* WORK TO BE COMPLETED
For the data below, work out how many lines contain the word "jäällä" and supply only that number.

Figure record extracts
>>>>>

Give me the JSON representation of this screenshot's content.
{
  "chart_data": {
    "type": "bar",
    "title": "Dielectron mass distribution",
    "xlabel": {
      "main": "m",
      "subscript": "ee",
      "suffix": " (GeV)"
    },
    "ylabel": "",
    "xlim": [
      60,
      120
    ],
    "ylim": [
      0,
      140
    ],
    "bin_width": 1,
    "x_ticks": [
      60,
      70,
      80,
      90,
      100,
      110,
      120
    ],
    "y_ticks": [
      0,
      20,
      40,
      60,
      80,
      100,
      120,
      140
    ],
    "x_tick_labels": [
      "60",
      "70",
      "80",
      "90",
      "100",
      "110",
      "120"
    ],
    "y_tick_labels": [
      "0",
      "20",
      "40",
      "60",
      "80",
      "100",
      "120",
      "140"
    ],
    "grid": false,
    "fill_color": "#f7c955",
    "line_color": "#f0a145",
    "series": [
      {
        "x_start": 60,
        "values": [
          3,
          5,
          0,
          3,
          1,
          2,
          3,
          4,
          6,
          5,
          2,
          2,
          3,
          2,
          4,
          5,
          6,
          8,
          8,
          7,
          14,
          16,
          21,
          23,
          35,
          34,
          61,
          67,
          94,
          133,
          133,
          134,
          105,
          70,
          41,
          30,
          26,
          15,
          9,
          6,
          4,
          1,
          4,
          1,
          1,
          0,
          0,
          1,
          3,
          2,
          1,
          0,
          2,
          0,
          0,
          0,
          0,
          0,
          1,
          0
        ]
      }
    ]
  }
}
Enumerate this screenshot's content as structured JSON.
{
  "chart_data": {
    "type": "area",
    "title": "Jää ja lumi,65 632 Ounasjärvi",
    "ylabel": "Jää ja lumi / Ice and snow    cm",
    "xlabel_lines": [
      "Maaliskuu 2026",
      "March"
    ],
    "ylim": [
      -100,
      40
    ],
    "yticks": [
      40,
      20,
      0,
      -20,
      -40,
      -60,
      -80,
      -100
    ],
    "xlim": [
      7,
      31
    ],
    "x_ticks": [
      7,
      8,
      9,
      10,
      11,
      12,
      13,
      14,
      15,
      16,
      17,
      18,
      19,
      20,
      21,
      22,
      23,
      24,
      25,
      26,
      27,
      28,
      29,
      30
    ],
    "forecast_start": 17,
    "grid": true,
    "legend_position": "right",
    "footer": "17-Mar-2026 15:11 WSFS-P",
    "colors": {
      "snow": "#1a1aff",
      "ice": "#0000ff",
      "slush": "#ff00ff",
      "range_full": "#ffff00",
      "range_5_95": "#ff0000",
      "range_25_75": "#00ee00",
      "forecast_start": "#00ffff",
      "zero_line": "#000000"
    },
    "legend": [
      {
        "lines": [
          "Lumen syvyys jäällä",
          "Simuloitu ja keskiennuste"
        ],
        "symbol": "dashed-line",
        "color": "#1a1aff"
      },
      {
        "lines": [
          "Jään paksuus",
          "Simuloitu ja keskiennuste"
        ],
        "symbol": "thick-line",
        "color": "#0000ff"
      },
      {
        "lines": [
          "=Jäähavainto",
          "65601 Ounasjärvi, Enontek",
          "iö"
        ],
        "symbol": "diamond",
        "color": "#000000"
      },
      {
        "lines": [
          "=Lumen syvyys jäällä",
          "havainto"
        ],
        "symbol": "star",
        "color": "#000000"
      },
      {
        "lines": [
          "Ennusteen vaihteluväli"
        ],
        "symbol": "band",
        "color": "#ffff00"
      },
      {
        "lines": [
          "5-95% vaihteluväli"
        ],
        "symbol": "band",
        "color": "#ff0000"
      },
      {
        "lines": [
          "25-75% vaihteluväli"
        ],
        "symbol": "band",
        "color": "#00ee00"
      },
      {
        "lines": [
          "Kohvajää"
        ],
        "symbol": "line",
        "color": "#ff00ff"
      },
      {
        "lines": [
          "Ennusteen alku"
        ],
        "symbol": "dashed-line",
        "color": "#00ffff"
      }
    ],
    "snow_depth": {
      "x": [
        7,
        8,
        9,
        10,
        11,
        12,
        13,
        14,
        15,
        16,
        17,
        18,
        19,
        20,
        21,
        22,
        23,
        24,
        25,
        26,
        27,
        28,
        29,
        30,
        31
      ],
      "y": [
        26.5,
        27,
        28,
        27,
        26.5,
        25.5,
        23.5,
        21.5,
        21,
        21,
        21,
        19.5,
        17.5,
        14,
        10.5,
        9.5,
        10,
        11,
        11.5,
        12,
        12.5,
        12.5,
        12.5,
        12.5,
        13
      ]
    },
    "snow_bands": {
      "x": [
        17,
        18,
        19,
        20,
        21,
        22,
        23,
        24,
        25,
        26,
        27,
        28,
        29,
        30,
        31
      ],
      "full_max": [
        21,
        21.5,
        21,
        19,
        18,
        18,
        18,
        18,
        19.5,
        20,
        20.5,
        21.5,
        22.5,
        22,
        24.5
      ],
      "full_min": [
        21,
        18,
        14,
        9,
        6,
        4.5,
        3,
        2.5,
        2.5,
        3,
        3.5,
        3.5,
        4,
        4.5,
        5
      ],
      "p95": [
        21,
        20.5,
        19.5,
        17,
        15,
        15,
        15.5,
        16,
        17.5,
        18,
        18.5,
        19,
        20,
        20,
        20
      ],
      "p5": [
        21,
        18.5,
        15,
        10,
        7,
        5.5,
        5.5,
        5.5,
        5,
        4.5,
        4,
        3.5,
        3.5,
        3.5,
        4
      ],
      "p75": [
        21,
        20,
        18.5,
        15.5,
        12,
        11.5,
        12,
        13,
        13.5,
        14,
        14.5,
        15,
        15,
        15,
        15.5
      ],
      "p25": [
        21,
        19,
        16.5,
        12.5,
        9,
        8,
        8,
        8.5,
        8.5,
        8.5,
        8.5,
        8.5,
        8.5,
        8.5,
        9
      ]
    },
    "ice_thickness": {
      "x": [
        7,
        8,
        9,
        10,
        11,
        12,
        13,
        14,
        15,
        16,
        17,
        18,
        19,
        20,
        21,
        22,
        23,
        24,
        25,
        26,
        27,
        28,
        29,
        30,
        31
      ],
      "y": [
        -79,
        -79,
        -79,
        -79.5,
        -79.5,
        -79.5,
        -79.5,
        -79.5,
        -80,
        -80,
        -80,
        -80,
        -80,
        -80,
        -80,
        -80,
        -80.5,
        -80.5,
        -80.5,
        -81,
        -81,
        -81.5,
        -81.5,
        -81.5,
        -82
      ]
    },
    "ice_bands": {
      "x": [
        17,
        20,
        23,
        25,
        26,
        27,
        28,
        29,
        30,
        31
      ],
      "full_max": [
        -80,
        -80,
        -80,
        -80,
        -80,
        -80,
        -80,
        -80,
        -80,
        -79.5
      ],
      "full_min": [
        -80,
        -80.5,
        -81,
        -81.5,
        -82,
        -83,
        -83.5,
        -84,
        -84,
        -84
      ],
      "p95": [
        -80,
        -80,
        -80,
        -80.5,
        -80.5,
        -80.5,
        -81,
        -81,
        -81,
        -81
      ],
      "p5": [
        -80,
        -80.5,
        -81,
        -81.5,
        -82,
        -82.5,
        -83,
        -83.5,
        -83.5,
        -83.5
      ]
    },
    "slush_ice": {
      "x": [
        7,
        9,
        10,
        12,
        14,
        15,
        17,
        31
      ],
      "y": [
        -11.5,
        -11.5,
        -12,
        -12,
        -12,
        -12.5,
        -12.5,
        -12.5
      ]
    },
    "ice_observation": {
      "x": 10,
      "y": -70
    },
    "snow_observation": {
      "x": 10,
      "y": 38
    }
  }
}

<<<<<

* REPLY TO THE TASK
2